*Aim of the exercise*. Retype all the records with nothing changed.

[Start Raw records]

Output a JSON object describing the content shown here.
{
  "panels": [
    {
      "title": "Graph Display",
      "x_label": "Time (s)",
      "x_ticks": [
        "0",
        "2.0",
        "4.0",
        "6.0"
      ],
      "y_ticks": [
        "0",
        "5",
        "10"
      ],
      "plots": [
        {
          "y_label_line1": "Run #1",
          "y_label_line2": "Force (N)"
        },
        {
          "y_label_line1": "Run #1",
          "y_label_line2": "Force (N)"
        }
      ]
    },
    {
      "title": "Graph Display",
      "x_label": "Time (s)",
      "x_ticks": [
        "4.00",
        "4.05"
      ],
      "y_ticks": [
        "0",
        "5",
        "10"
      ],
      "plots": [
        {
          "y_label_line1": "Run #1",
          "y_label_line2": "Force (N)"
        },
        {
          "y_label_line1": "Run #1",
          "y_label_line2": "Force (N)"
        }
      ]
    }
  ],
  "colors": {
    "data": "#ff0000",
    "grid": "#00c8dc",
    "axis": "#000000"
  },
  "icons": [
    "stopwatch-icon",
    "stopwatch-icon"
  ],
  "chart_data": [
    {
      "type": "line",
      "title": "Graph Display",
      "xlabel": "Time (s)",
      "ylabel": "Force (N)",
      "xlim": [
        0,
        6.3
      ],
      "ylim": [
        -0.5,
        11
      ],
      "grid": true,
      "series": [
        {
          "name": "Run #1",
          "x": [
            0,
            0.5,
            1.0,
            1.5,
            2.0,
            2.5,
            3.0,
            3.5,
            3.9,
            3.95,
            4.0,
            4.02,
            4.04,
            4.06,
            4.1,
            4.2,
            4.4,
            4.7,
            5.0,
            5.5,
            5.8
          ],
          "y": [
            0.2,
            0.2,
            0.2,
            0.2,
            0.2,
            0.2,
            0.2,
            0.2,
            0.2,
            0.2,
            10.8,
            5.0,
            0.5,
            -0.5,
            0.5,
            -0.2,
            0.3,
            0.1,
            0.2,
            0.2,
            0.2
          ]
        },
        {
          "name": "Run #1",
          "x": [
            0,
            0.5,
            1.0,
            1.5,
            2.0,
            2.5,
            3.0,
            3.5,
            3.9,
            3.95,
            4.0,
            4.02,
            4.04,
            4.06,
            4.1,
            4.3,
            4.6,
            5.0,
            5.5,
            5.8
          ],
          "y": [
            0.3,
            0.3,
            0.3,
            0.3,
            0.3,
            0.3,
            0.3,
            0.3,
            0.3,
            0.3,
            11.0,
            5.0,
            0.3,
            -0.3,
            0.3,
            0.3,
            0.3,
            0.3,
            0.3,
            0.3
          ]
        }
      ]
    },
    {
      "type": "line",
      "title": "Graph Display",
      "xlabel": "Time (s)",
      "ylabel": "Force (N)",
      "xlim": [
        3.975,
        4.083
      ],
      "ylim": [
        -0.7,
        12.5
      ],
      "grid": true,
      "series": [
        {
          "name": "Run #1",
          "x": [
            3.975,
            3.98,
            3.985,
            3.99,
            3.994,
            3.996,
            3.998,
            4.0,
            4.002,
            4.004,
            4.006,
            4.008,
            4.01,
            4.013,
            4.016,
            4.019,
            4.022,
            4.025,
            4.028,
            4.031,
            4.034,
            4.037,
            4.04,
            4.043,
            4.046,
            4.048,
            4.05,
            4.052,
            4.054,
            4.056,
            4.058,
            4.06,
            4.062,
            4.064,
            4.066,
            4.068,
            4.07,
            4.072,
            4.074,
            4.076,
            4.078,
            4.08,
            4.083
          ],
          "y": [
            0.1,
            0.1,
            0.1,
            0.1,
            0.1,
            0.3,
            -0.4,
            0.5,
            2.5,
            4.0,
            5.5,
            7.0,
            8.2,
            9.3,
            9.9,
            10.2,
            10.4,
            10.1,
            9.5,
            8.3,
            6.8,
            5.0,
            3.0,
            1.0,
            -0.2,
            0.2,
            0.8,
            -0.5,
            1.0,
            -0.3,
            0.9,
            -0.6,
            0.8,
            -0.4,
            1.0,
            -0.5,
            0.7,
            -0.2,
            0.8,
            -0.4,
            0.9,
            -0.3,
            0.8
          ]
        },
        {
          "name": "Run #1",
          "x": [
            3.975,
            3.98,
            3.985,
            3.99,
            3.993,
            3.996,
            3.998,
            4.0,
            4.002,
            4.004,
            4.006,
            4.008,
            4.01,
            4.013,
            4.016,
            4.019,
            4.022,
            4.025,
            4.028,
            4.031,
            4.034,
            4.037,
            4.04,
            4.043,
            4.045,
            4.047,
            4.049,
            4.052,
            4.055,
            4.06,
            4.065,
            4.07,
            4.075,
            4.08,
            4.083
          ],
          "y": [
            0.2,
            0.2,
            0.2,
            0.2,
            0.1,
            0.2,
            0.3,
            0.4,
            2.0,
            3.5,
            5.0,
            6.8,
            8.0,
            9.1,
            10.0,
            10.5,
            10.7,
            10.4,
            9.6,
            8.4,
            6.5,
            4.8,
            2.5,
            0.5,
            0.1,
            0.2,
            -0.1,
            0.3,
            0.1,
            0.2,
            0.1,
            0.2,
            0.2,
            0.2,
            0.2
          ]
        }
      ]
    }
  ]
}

[End Raw records]

*The output*.
Output a JSON object describing the content shown here.
{
  "panels": [
    {
      "title": "Graph Display",
      "x_label": "Time (s)",
      "x_ticks": [
        "0",
        "2.0",
        "4.0",
        "6.0"
      ],
      "y_ticks": [
        "0",
        "5",
        "10"
      ],
      "plots": [
        {
          "y_label_line1": "Run #1",
          "y_label_line2": "Force (N)"
        },
        {
          "y_label_line1": "Run #1",
          "y_label_line2": "Force (N)"
        }
      ]
    },
    {
      "title": "Graph Display",
      "x_label": "Time (s)",
      "x_ticks": [
        "4.00",
        "4.05"
      ],
      "y_ticks": [
        "0",
        "5",
        "10"
      ],
      "plots": [
        {
          "y_label_line1": "Run #1",
          "y_label_line2": "Force (N)"
        },
        {
          "y_label_line1": "Run #1",
          "y_label_line2": "Force (N)"
        }
      ]
    }
  ],
  "colors": {
    "data": "#ff0000",
    "grid": "#00c8dc",
    "axis": "#000000"
  },
  "icons": [
    "stopwatch-icon",
    "stopwatch-icon"
  ],
  "chart_data": [
    {
      "type": "line",
      "title": "Graph Display",
      "xlabel": "Time (s)",
      "ylabel": "Force (N)",
      "xlim": [
        0,
        6.3
      ],
      "ylim": [
        -0.5,
        11
      ],
      "grid": true,
      "series": [
        {
          "name": "Run #1",
          "x": [
            0,
            0.5,
            1.0,
            1.5,
            2.0,
            2.5,
            3.0,
            3.5,
            3.9,
            3.95,
            4.0,
            4.02,
            4.04,
            4.06,
            4.1,
            4.2,
            4.4,
            4.7,
            5.0,
            5.5,
            5.8
          ],
          "y": [
            0.2,
            0.2,
            0.2,
            0.2,
            0.2,
            0.2,
            0.2,
            0.2,
            0.2,
            0.2,
            10.8,
            5.0,
            0.5,
            -0.5,
            0.5,
            -0.2,
            0.3,
            0.1,
            0.2,
            0.2,
            0.2
          ]
        },
        {
          "name": "Run #1",
          "x": [
            0,
            0.5,
            1.0,
            1.5,
            2.0,
            2.5,
            3.0,
            3.5,
            3.9,
            3.95,
            4.0,
            4.02,
            4.04,
            4.06,
            4.1,
            4.3,
            4.6,
            5.0,
            5.5,
            5.8
          ],
          "y": [
            0.3,
            0.3,
            0.3,
            0.3,
            0.3,
            0.3,
            0.3,
            0.3,
            0.3,
            0.3,
            11.0,
            5.0,
            0.3,
            -0.3,
            0.3,
            0.3,
            0.3,
            0.3,
            0.3,
            0.3
          ]
        }
      ]
    },
    {
      "type": "line",
      "title": "Graph Display",
      "xlabel": "Time (s)",
      "ylabel": "Force (N)",
      "xlim": [
        3.975,
        4.083
      ],
      "ylim": [
        -0.7,
        12.5
      ],
      "grid": true,
      "series": [
        {
          "name": "Run #1",
          "x": [
            3.975,
            3.98,
            3.985,
            3.99,
            3.994,
            3.996,
            3.998,
            4.0,
            4.002,
            4.004,
            4.006,
            4.008,
            4.01,
            4.013,
            4.016,
            4.019,
            4.022,
            4.025,
            4.028,
            4.031,
            4.034,
            4.037,
            4.04,
            4.043,
            4.046,
            4.048,
            4.05,
            4.052,
            4.054,
            4.056,
            4.058,
            4.06,
            4.062,
            4.064,
            4.066,
            4.068,
            4.07,
            4.072,
            4.074,
            4.076,
            4.078,
            4.08,
            4.083
          ],
          "y": [
            0.1,
            0.1,
            0.1,
            0.1,
            0.1,
            0.3,
            -0.4,
            0.5,
            2.5,
            4.0,
            5.5,
            7.0,
            8.2,
            9.3,
            9.9,
            10.2,
            10.4,
            10.1,
            9.5,
            8.3,
            6.8,
            5.0,
            3.0,
            1.0,
            -0.2,
            0.2,
            0.8,
            -0.5,
            1.0,
            -0.3,
            0.9,
            -0.6,
            0.8,
            -0.4,
            1.0,
            -0.5,
            0.7,
            -0.2,
            0.8,
            -0.4,
            0.9,
            -0.3,
            0.8
          ]
        },
        {
          "name": "Run #1",
          "x": [
            3.975,
            3.98,
            3.985,
            3.99,
            3.993,
            3.996,
            3.998,
            4.0,
            4.002,
            4.004,
            4.006,
            4.008,
            4.01,
            4.013,
            4.016,
            4.019,
            4.022,
            4.025,
            4.028,
            4.031,
            4.034,
            4.037,
            4.04,
            4.043,
            4.045,
            4.047,
            4.049,
            4.052,
            4.055,
            4.06,
            4.065,
            4.07,
            4.075,
            4.08,
            4.083
          ],
          "y": [
            0.2,
            0.2,
            0.2,
            0.2,
            0.1,
            0.2,
            0.3,
            0.4,
            2.0,
            3.5,
            5.0,
            6.8,
            8.0,
            9.1,
            10.0,
            10.5,
            10.7,
            10.4,
            9.6,
            8.4,
            6.5,
            4.8,
            2.5,
            0.5,
            0.1,
            0.2,
            -0.1,
            0.3,
            0.1,
            0.2,
            0.1,
            0.2,
            0.2,
            0.2,
            0.2
          ]
        }
      ]
    }
  ]
}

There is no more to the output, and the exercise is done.